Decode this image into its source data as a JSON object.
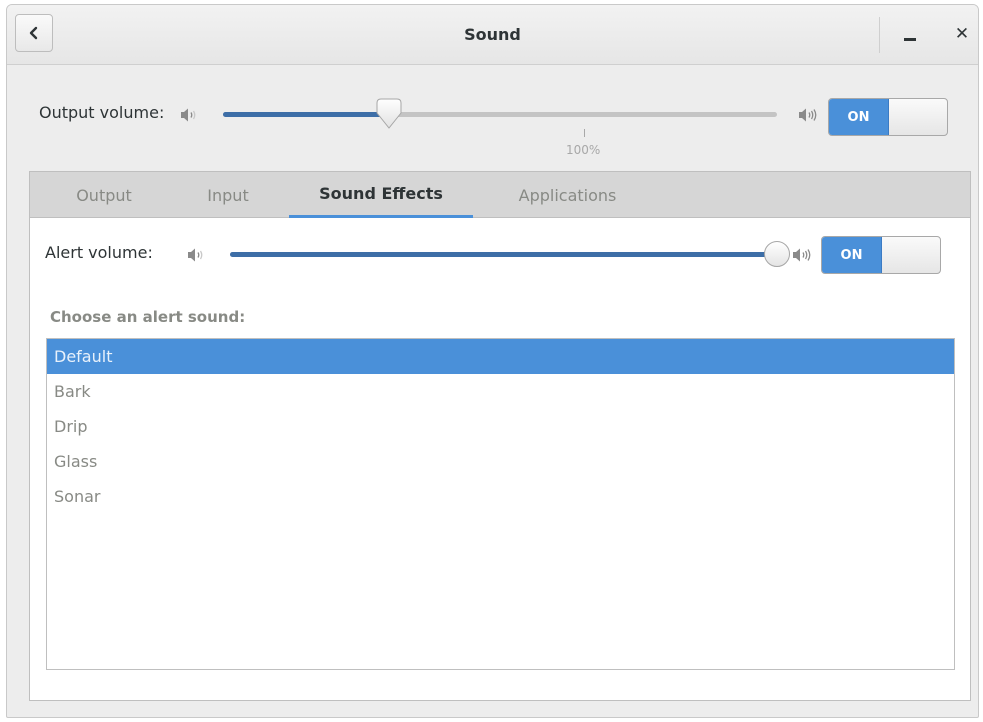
{
  "window": {
    "title": "Sound"
  },
  "output": {
    "label": "Output volume:",
    "volume_percent": 30,
    "tick_label": "100%",
    "switch_label": "ON"
  },
  "tabs": [
    "Output",
    "Input",
    "Sound Effects",
    "Applications"
  ],
  "active_tab": "Sound Effects",
  "alert": {
    "label": "Alert volume:",
    "volume_percent": 100,
    "switch_label": "ON"
  },
  "sounds": {
    "label": "Choose an alert sound:",
    "items": [
      "Default",
      "Bark",
      "Drip",
      "Glass",
      "Sonar"
    ],
    "selected": "Default"
  },
  "colors": {
    "accent": "#4a90d9",
    "slider_fill": "#3d6ea7"
  },
  "icons": {
    "back": "chevron-left-icon",
    "minimize": "minimize-icon",
    "close": "close-icon",
    "speaker_low": "speaker-low-icon",
    "speaker_high": "speaker-high-icon"
  }
}
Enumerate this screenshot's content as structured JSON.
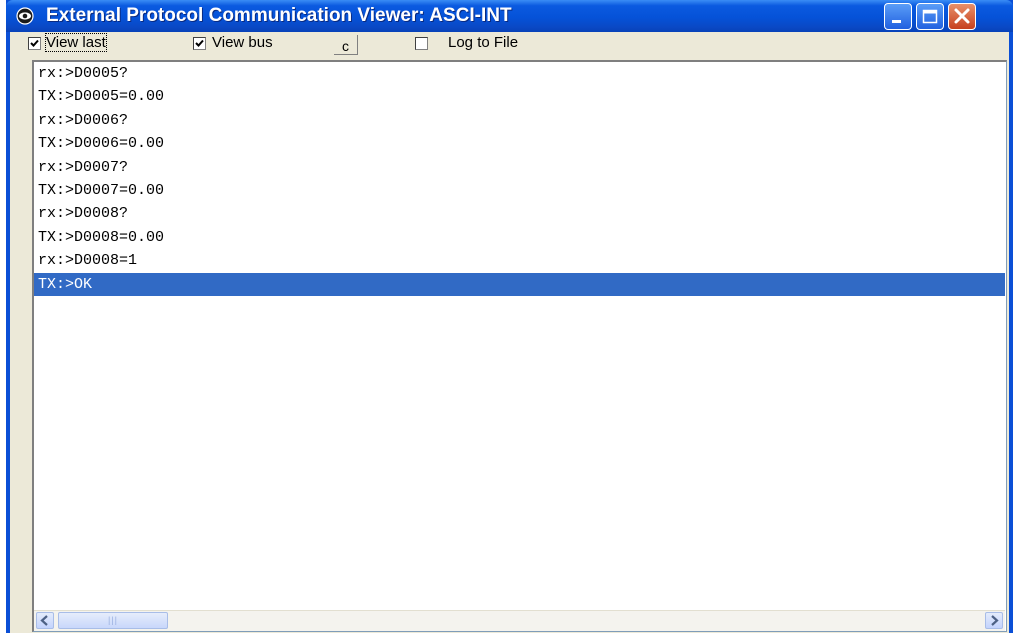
{
  "window": {
    "title": "External Protocol Communication Viewer: ASCI-INT",
    "accent_color": "#0552d8",
    "close_color": "#c6401e"
  },
  "toolbar": {
    "view_last": {
      "label": "View last",
      "checked": true
    },
    "view_bus": {
      "label": "View bus",
      "checked": true
    },
    "clear_button": "c",
    "log_to_file": {
      "label": "Log to File",
      "checked": false
    }
  },
  "log": {
    "lines": [
      "rx:>D0005?",
      "TX:>D0005=0.00",
      "rx:>D0006?",
      "TX:>D0006=0.00",
      "rx:>D0007?",
      "TX:>D0007=0.00",
      "rx:>D0008?",
      "TX:>D0008=0.00",
      "rx:>D0008=1",
      "TX:>OK"
    ],
    "selected_index": 9,
    "selection_color": "#316ac5"
  },
  "icons": {
    "app": "eye-icon",
    "minimize": "minimize-icon",
    "maximize": "maximize-icon",
    "close": "close-icon",
    "scroll_left": "arrow-left-icon",
    "scroll_right": "arrow-right-icon"
  }
}
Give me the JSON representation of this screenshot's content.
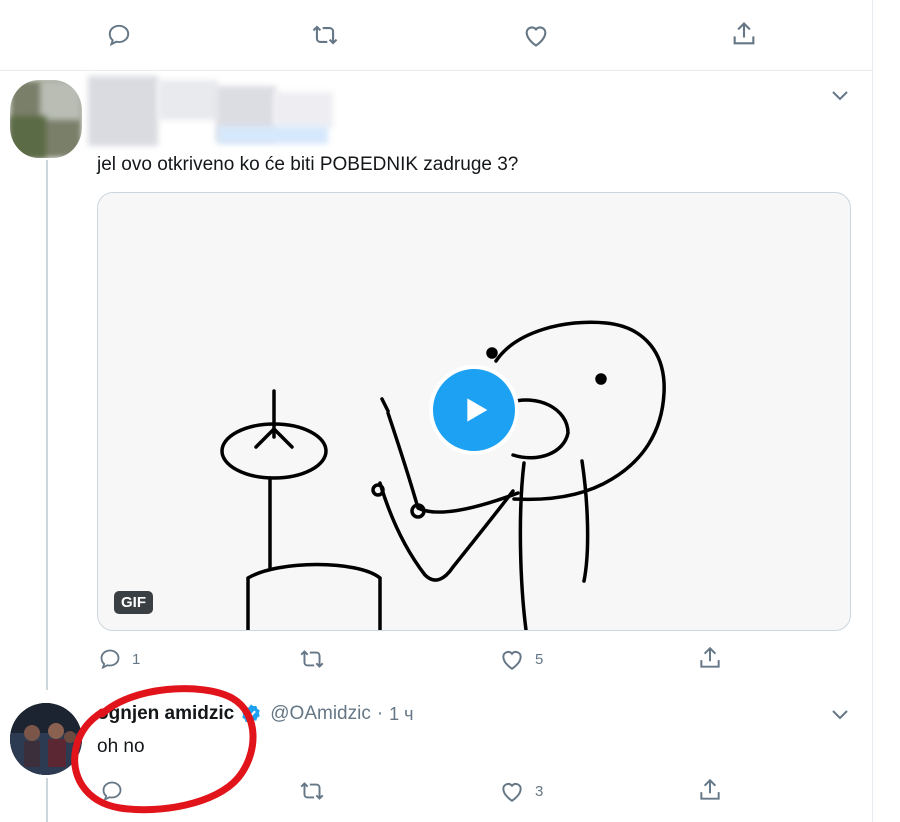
{
  "top_actions": {
    "icons": [
      "reply-icon",
      "retweet-icon",
      "like-icon",
      "share-icon"
    ]
  },
  "tweet1": {
    "author_display": "",
    "text": "jel ovo otkriveno ko će biti POBEDNIK zadruge 3?",
    "media": {
      "badge": "GIF",
      "play_icon": "play-icon"
    },
    "actions": {
      "reply_count": "1",
      "like_count": "5"
    }
  },
  "tweet2": {
    "name": "ognjen amidzic",
    "verified_icon": "verified-badge-icon",
    "handle": "@OAmidzic",
    "dot": "·",
    "time": "1 ч",
    "text": "oh no",
    "actions": {
      "reply_count": "",
      "like_count": "3"
    }
  },
  "colors": {
    "accent": "#1da1f2",
    "muted": "#657786",
    "border": "#e6ecf0",
    "annotation": "#e2141b"
  }
}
# # #
» Task directions: Show every line in the entries where the string "text" occurs.

» Result:
    "text": "jel ovo otkriveno ko će biti POBEDNIK zadruge 3?",
    "text": "oh no",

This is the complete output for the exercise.